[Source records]
= = = = =

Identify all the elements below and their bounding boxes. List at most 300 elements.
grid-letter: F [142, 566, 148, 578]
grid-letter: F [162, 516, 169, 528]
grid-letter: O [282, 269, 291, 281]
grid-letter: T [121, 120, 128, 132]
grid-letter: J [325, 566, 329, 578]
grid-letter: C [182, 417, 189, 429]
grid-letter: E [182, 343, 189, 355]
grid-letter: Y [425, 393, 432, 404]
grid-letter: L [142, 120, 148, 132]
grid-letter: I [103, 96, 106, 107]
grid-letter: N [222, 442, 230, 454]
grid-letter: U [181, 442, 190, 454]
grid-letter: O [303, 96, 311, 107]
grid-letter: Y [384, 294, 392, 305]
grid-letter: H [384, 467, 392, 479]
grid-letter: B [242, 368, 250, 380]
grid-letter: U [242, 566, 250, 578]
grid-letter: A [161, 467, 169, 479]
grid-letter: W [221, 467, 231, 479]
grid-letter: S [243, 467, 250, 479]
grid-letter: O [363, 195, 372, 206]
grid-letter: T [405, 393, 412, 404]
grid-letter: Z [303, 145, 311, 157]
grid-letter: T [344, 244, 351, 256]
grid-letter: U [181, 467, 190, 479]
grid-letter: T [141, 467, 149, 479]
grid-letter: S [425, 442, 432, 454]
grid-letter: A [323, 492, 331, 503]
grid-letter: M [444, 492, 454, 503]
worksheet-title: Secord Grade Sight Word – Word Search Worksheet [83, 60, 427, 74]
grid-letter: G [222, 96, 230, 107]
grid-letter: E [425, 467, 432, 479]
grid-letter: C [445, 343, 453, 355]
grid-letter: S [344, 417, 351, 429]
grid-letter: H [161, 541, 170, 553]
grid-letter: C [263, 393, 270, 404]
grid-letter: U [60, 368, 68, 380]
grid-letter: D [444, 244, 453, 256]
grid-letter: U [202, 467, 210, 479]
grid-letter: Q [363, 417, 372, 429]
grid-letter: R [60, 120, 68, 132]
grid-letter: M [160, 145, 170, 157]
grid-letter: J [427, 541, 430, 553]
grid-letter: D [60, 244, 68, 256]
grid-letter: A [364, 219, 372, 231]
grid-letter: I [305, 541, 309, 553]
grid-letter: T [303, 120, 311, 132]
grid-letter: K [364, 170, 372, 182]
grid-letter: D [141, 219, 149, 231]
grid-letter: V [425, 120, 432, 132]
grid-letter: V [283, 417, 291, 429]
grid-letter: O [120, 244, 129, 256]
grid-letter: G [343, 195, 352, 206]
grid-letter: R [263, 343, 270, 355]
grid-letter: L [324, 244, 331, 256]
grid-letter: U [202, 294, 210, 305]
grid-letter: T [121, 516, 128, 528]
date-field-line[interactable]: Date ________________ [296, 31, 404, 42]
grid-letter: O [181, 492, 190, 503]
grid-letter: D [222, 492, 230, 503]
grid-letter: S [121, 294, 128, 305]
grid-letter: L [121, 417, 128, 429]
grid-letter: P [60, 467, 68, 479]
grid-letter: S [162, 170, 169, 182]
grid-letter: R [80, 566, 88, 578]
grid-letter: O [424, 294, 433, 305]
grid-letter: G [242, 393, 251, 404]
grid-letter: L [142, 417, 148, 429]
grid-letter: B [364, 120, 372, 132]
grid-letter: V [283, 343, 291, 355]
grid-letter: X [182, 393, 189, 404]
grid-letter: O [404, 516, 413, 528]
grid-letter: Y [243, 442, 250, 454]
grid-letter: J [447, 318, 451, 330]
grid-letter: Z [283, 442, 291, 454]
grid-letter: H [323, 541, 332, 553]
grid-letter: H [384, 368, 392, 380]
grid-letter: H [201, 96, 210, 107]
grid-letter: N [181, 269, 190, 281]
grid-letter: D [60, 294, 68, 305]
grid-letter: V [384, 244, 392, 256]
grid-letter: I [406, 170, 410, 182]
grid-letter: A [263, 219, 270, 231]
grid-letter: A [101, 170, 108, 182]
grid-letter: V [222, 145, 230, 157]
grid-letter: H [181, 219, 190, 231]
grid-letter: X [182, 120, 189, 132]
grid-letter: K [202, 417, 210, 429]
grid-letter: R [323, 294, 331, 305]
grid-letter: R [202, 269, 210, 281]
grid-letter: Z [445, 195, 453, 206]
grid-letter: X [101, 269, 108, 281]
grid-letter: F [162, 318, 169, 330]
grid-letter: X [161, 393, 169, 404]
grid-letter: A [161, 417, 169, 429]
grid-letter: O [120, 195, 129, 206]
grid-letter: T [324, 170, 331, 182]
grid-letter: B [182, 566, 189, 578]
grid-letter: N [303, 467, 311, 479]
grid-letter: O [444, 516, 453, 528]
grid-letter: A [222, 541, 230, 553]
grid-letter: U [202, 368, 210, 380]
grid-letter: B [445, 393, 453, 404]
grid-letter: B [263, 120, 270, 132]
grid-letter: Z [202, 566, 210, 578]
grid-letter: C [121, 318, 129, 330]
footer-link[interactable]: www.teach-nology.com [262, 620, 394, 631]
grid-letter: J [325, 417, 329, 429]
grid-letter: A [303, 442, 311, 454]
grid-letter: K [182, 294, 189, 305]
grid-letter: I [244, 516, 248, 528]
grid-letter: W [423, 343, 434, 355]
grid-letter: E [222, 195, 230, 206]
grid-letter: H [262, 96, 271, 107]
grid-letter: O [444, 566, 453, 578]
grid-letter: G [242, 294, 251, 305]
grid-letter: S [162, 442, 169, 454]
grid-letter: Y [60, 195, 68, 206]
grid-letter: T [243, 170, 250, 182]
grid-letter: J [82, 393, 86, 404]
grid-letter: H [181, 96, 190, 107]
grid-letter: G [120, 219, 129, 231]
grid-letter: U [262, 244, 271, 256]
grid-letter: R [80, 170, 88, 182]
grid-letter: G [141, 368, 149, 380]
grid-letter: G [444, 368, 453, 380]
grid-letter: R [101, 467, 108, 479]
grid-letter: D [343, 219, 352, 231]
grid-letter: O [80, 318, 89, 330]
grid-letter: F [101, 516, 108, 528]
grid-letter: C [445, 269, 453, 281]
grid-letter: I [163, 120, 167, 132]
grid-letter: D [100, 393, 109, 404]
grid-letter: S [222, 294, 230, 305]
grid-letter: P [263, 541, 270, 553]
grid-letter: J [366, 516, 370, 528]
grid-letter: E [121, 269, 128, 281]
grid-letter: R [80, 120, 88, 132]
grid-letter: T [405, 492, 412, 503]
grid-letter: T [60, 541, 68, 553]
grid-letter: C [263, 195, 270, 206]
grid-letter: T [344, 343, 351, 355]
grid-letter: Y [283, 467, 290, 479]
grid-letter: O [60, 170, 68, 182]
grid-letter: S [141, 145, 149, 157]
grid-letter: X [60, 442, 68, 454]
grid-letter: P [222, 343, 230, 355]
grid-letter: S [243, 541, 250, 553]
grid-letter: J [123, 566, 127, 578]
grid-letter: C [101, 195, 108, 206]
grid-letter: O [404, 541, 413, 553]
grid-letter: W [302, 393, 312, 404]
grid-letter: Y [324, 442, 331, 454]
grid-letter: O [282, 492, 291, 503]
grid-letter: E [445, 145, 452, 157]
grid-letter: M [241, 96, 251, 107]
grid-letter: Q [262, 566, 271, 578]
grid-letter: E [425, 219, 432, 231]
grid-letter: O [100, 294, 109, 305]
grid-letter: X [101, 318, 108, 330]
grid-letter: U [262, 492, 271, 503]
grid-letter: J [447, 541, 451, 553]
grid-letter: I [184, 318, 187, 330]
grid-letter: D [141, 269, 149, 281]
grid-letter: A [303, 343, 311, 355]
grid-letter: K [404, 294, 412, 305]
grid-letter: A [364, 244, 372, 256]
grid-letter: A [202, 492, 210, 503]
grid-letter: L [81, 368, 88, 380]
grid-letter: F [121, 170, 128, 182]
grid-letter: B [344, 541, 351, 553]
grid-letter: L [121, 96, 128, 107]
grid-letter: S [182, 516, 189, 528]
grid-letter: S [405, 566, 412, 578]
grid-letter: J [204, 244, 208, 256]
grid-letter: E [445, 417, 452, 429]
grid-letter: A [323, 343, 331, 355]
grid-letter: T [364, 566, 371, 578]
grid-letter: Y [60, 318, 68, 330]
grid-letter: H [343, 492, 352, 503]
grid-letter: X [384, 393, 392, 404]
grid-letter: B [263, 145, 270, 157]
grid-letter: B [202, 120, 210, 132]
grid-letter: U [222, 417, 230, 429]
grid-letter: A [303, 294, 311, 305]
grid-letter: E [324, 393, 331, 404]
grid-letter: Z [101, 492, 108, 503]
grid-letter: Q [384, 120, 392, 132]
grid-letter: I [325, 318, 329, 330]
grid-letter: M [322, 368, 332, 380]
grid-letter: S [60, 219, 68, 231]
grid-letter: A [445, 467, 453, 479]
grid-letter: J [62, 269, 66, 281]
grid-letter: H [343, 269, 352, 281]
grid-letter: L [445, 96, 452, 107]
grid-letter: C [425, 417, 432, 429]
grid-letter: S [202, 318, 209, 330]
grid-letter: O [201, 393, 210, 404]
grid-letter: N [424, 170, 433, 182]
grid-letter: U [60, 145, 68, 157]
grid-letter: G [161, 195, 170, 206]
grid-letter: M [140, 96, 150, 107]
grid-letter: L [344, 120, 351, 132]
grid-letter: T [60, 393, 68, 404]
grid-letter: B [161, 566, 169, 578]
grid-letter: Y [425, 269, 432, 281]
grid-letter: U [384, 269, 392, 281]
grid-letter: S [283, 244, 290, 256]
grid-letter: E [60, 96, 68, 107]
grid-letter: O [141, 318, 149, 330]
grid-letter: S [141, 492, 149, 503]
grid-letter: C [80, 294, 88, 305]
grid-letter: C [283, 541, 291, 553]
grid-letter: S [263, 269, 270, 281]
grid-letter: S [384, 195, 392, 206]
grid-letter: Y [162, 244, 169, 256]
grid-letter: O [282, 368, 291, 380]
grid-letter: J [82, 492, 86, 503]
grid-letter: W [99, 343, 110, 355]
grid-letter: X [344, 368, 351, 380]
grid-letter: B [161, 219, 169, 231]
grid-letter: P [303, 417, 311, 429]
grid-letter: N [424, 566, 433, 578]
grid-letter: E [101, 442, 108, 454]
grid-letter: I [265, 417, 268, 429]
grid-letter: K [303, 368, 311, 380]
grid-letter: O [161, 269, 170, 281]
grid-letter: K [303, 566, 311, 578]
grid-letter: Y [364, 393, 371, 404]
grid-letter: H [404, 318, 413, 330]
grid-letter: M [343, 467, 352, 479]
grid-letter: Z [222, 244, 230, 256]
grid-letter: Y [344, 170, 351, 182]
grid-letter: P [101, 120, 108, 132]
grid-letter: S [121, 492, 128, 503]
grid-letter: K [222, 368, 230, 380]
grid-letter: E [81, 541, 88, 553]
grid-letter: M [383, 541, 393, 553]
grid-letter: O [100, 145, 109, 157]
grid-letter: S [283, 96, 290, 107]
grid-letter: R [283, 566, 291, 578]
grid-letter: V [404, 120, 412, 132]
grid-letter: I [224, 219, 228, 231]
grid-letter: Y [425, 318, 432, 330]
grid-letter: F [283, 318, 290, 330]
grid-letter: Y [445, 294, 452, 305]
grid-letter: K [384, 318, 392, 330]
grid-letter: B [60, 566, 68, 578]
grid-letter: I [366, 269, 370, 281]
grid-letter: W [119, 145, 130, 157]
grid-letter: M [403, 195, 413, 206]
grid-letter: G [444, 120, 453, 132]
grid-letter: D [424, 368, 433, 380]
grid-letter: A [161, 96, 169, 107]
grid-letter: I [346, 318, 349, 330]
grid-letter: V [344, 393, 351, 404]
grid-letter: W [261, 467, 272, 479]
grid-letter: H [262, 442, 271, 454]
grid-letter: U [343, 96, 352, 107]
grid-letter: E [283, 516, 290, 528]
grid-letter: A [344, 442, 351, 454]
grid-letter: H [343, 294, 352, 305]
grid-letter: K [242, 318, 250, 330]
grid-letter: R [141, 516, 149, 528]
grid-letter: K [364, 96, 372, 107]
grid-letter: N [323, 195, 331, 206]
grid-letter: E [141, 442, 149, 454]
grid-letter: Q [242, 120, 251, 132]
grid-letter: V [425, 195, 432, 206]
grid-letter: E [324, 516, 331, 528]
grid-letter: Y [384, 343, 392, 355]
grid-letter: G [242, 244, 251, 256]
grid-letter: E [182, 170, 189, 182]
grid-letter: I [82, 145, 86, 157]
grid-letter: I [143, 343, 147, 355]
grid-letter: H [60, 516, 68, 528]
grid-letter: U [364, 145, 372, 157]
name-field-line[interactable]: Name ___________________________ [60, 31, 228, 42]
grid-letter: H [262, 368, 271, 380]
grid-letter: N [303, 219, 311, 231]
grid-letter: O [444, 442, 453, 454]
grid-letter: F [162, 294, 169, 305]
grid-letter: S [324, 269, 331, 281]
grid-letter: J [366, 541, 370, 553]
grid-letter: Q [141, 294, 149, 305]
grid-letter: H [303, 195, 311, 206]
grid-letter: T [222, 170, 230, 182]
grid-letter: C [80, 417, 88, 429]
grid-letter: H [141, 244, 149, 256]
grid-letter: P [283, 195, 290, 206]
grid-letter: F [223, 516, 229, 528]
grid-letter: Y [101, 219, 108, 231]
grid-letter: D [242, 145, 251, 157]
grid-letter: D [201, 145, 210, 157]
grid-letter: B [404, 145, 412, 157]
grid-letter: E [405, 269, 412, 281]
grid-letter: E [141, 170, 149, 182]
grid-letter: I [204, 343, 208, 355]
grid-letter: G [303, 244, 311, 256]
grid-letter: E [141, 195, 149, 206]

= = = = =

Short task >> Copy the rows word for word, from the first one down through the row containing "grid-letter: I [103, 96, 106, 107]".

Correct result >>
Identify all the elements below and their bounding boxes. List at most 300 elements.
grid-letter: F [142, 566, 148, 578]
grid-letter: F [162, 516, 169, 528]
grid-letter: O [282, 269, 291, 281]
grid-letter: T [121, 120, 128, 132]
grid-letter: J [325, 566, 329, 578]
grid-letter: C [182, 417, 189, 429]
grid-letter: E [182, 343, 189, 355]
grid-letter: Y [425, 393, 432, 404]
grid-letter: L [142, 120, 148, 132]
grid-letter: I [103, 96, 106, 107]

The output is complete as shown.